### Set problem
In the data below, find every line that has the string "Wohnfläche", and copy it.

— Start of Provided data —

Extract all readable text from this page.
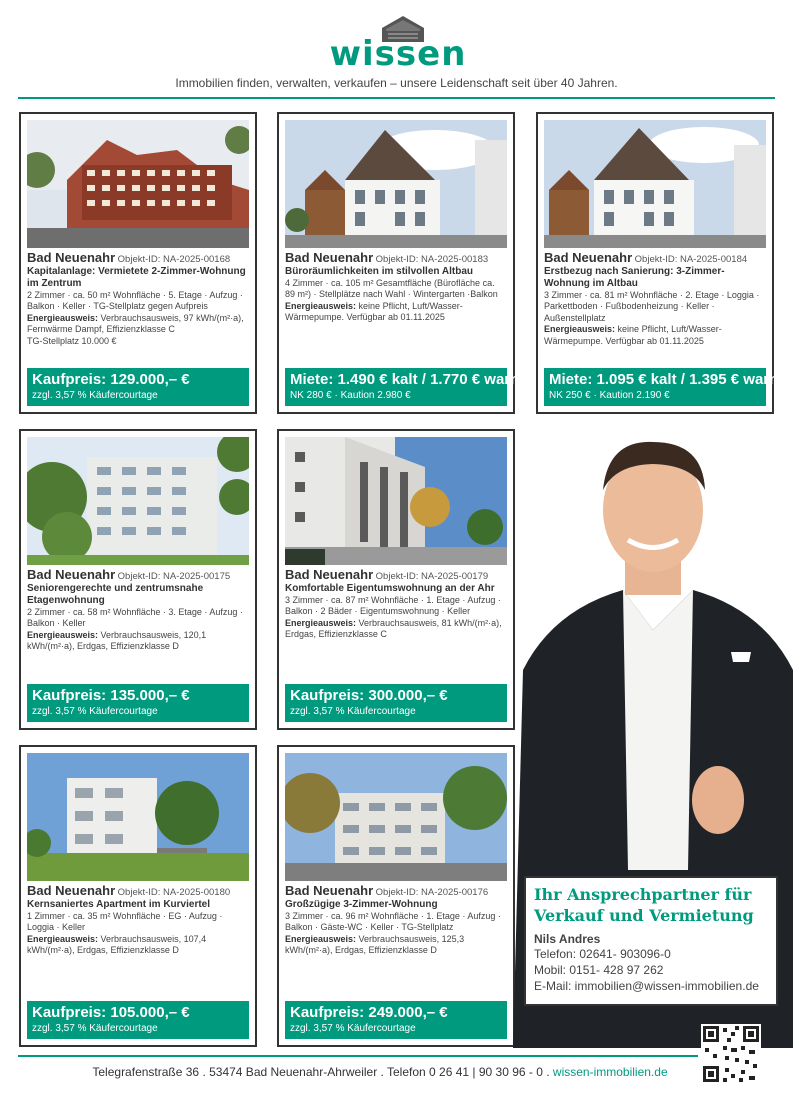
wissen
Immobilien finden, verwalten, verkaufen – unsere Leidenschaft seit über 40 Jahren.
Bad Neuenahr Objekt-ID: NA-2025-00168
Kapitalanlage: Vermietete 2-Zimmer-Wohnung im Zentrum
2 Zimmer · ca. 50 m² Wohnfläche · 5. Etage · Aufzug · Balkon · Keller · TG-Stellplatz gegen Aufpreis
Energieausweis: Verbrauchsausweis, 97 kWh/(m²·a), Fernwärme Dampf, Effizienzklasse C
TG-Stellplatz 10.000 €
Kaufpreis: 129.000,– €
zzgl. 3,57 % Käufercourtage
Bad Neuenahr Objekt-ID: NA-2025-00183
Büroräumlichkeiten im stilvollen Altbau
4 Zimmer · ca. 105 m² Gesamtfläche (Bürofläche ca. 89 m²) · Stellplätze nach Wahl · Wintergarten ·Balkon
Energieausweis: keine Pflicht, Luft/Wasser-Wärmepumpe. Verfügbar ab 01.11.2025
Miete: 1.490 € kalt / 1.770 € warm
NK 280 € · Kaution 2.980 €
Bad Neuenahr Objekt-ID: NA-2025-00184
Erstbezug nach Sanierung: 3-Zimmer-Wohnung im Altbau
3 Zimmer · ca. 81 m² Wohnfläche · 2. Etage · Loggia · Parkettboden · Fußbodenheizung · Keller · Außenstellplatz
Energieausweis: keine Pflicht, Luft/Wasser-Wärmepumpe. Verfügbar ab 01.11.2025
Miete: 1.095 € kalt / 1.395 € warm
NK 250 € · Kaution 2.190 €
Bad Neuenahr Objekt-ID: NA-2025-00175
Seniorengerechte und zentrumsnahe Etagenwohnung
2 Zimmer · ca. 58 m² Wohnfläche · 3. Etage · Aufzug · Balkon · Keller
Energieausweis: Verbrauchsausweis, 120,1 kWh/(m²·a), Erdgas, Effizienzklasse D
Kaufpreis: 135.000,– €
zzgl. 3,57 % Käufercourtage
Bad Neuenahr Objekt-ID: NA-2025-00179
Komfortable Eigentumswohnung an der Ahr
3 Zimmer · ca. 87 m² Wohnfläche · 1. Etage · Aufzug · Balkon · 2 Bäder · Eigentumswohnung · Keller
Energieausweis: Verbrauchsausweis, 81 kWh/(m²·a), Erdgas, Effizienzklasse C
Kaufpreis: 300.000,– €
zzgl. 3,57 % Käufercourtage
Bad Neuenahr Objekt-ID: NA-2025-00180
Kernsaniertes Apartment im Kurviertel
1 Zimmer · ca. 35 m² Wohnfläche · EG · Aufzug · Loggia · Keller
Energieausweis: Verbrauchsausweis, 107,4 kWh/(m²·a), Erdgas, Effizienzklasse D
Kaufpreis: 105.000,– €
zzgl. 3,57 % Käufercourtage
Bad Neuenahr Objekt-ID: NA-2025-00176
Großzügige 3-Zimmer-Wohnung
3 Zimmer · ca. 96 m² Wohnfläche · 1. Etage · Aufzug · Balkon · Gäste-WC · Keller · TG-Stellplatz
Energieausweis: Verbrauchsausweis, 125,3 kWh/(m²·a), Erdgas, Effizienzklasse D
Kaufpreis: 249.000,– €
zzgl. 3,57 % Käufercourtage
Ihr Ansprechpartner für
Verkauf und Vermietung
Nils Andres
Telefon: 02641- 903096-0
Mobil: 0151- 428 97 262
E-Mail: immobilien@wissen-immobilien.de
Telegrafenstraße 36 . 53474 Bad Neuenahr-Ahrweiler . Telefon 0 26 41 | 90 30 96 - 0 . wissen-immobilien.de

— End of Provided data —
— Start of Provided data —

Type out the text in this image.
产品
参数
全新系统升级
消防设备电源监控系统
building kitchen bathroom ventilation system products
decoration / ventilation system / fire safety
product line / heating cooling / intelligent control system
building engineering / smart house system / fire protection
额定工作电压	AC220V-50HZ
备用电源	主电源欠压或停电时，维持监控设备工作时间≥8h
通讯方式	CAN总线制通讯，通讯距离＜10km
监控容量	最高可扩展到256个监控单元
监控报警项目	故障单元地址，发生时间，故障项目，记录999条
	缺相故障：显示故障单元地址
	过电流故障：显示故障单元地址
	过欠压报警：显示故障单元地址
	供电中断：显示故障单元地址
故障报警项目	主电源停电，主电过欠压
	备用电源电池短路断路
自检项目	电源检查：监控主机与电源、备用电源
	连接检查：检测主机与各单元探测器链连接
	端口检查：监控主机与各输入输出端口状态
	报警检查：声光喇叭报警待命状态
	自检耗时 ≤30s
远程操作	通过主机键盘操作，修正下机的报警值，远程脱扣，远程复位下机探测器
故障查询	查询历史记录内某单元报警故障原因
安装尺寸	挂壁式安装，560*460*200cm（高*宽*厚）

— End of Provided data —

### Worked solution
2 Zimmer · ca. 50 m² Wohnfläche · 5. Etage · Aufzug · Balkon · Keller · TG-Stellplatz gegen Aufpreis
3 Zimmer · ca. 81 m² Wohnfläche · 2. Etage · Loggia · Parkettboden · Fußbodenheizung · Keller · Außenstellplatz
2 Zimmer · ca. 58 m² Wohnfläche · 3. Etage · Aufzug · Balkon · Keller
3 Zimmer · ca. 87 m² Wohnfläche · 1. Etage · Aufzug · Balkon · 2 Bäder · Eigentumswohnung · Keller
1 Zimmer · ca. 35 m² Wohnfläche · EG · Aufzug · Loggia · Keller
3 Zimmer · ca. 96 m² Wohnfläche · 1. Etage · Aufzug · Balkon · Gäste-WC · Keller · TG-Stellplatz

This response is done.